# SUPPLIED DATA start

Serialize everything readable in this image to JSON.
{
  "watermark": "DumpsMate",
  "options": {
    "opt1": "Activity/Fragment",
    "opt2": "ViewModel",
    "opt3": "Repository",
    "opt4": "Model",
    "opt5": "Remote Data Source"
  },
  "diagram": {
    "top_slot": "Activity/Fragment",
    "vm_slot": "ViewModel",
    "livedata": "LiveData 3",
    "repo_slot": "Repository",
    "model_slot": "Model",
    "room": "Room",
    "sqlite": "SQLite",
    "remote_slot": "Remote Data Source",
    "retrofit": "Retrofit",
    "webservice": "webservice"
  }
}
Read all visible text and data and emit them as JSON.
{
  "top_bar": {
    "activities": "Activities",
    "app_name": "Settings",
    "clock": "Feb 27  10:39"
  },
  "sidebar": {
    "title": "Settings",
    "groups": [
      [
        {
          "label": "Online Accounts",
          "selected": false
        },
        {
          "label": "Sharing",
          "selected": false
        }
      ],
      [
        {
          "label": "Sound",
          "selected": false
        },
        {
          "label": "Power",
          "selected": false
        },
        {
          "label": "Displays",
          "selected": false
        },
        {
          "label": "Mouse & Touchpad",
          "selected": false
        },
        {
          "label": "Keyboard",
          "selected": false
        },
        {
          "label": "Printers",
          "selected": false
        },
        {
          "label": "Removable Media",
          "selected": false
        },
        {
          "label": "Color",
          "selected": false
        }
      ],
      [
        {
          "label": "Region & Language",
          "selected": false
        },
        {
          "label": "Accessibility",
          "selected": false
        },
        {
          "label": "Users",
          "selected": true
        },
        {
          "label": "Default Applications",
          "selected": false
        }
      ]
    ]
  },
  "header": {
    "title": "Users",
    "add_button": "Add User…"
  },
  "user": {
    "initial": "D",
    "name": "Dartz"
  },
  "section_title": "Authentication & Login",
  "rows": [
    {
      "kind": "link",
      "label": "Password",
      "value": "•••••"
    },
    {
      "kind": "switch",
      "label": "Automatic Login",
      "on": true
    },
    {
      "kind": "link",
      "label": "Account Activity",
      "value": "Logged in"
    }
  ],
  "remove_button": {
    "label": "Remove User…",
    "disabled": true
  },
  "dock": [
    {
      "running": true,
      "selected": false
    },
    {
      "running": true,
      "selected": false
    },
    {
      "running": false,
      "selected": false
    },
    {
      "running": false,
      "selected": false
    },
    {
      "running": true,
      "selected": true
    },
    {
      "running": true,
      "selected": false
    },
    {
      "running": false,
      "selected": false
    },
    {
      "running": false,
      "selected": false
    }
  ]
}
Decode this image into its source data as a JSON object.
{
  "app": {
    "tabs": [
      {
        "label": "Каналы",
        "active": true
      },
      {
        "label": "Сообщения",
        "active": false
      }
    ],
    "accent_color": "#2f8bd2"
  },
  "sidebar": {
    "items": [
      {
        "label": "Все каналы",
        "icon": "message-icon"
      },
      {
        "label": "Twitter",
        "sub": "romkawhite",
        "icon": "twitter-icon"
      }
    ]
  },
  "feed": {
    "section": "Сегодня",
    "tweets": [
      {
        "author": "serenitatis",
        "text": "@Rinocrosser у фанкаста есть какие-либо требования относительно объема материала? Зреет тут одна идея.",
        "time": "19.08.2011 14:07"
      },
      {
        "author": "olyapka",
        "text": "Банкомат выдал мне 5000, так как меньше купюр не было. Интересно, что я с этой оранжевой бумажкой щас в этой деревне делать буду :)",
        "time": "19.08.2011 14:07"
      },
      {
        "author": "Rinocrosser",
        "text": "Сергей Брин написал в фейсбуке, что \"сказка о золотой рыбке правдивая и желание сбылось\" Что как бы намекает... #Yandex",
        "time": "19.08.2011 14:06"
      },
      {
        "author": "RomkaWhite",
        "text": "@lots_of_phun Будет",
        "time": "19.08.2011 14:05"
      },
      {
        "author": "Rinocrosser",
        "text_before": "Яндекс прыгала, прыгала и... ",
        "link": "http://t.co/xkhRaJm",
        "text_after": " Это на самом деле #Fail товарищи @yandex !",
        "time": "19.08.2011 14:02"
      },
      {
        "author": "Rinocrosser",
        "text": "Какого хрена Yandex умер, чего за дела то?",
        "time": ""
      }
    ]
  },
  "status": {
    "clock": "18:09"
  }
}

# SUPPLIED DATA end

● **TASK DIRECTIONS**: Pick out the lines containing the string "JSON".

● **WRITTEN RESPONSE**:
Serialize everything readable in this image to JSON.
Read all visible text and data and emit them as JSON.
Decode this image into its source data as a JSON object.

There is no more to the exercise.